The input:
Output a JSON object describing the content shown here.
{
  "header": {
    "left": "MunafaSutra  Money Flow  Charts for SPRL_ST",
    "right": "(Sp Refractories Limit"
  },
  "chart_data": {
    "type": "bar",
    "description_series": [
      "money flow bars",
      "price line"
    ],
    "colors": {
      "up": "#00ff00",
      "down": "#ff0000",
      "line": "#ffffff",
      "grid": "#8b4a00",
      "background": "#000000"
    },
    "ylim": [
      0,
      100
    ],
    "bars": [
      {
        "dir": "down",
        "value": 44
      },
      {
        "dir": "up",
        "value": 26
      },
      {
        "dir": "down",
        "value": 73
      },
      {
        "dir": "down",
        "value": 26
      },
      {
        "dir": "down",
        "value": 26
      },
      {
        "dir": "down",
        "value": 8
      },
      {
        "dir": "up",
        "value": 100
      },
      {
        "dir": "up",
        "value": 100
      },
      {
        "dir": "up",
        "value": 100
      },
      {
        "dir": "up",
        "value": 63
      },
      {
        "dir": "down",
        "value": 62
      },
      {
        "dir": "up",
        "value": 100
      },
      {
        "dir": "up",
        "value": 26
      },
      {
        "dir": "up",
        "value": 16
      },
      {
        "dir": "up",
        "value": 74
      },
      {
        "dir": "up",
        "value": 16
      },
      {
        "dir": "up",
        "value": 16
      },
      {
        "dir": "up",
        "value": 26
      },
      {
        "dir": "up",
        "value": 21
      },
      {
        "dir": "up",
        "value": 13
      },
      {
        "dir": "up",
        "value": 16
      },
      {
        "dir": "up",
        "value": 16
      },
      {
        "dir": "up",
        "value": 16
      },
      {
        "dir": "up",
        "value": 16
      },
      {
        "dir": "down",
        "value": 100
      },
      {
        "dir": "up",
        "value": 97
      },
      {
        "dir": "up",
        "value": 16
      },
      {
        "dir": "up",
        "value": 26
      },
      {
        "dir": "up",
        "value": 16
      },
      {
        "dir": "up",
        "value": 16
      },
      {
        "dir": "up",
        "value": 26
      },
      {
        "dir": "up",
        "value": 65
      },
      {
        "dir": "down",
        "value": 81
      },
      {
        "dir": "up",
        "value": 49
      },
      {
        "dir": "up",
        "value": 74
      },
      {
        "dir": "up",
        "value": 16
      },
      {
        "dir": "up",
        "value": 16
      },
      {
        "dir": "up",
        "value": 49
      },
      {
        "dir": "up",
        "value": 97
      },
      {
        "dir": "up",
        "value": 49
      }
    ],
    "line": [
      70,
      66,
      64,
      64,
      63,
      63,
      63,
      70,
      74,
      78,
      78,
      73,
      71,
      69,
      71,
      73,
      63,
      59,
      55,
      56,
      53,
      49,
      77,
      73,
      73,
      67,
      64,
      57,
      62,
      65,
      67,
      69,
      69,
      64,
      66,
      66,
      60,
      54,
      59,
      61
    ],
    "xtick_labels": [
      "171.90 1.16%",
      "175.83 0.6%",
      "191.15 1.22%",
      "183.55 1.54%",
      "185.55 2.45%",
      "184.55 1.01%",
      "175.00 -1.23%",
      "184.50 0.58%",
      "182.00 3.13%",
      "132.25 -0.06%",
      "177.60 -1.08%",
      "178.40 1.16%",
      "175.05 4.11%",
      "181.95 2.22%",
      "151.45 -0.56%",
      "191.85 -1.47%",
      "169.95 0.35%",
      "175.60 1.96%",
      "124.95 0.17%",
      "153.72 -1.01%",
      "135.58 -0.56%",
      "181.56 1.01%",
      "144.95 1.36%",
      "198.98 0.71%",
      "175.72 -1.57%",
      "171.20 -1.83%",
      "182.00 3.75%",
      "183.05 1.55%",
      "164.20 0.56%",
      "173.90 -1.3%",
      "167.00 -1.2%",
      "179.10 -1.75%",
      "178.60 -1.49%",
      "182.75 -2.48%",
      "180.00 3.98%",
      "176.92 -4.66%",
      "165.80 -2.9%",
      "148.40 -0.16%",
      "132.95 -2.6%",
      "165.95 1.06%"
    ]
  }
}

What the task requires:
Each entry above is to be set down again in exactly the same words.

Output:
Output a JSON object describing the content shown here.
{
  "header": {
    "left": "MunafaSutra  Money Flow  Charts for SPRL_ST",
    "right": "(Sp Refractories Limit"
  },
  "chart_data": {
    "type": "bar",
    "description_series": [
      "money flow bars",
      "price line"
    ],
    "colors": {
      "up": "#00ff00",
      "down": "#ff0000",
      "line": "#ffffff",
      "grid": "#8b4a00",
      "background": "#000000"
    },
    "ylim": [
      0,
      100
    ],
    "bars": [
      {
        "dir": "down",
        "value": 44
      },
      {
        "dir": "up",
        "value": 26
      },
      {
        "dir": "down",
        "value": 73
      },
      {
        "dir": "down",
        "value": 26
      },
      {
        "dir": "down",
        "value": 26
      },
      {
        "dir": "down",
        "value": 8
      },
      {
        "dir": "up",
        "value": 100
      },
      {
        "dir": "up",
        "value": 100
      },
      {
        "dir": "up",
        "value": 100
      },
      {
        "dir": "up",
        "value": 63
      },
      {
        "dir": "down",
        "value": 62
      },
      {
        "dir": "up",
        "value": 100
      },
      {
        "dir": "up",
        "value": 26
      },
      {
        "dir": "up",
        "value": 16
      },
      {
        "dir": "up",
        "value": 74
      },
      {
        "dir": "up",
        "value": 16
      },
      {
        "dir": "up",
        "value": 16
      },
      {
        "dir": "up",
        "value": 26
      },
      {
        "dir": "up",
        "value": 21
      },
      {
        "dir": "up",
        "value": 13
      },
      {
        "dir": "up",
        "value": 16
      },
      {
        "dir": "up",
        "value": 16
      },
      {
        "dir": "up",
        "value": 16
      },
      {
        "dir": "up",
        "value": 16
      },
      {
        "dir": "down",
        "value": 100
      },
      {
        "dir": "up",
        "value": 97
      },
      {
        "dir": "up",
        "value": 16
      },
      {
        "dir": "up",
        "value": 26
      },
      {
        "dir": "up",
        "value": 16
      },
      {
        "dir": "up",
        "value": 16
      },
      {
        "dir": "up",
        "value": 26
      },
      {
        "dir": "up",
        "value": 65
      },
      {
        "dir": "down",
        "value": 81
      },
      {
        "dir": "up",
        "value": 49
      },
      {
        "dir": "up",
        "value": 74
      },
      {
        "dir": "up",
        "value": 16
      },
      {
        "dir": "up",
        "value": 16
      },
      {
        "dir": "up",
        "value": 49
      },
      {
        "dir": "up",
        "value": 97
      },
      {
        "dir": "up",
        "value": 49
      }
    ],
    "line": [
      70,
      66,
      64,
      64,
      63,
      63,
      63,
      70,
      74,
      78,
      78,
      73,
      71,
      69,
      71,
      73,
      63,
      59,
      55,
      56,
      53,
      49,
      77,
      73,
      73,
      67,
      64,
      57,
      62,
      65,
      67,
      69,
      69,
      64,
      66,
      66,
      60,
      54,
      59,
      61
    ],
    "xtick_labels": [
      "171.90 1.16%",
      "175.83 0.6%",
      "191.15 1.22%",
      "183.55 1.54%",
      "185.55 2.45%",
      "184.55 1.01%",
      "175.00 -1.23%",
      "184.50 0.58%",
      "182.00 3.13%",
      "132.25 -0.06%",
      "177.60 -1.08%",
      "178.40 1.16%",
      "175.05 4.11%",
      "181.95 2.22%",
      "151.45 -0.56%",
      "191.85 -1.47%",
      "169.95 0.35%",
      "175.60 1.96%",
      "124.95 0.17%",
      "153.72 -1.01%",
      "135.58 -0.56%",
      "181.56 1.01%",
      "144.95 1.36%",
      "198.98 0.71%",
      "175.72 -1.57%",
      "171.20 -1.83%",
      "182.00 3.75%",
      "183.05 1.55%",
      "164.20 0.56%",
      "173.90 -1.3%",
      "167.00 -1.2%",
      "179.10 -1.75%",
      "178.60 -1.49%",
      "182.75 -2.48%",
      "180.00 3.98%",
      "176.92 -4.66%",
      "165.80 -2.9%",
      "148.40 -0.16%",
      "132.95 -2.6%",
      "165.95 1.06%"
    ]
  }
}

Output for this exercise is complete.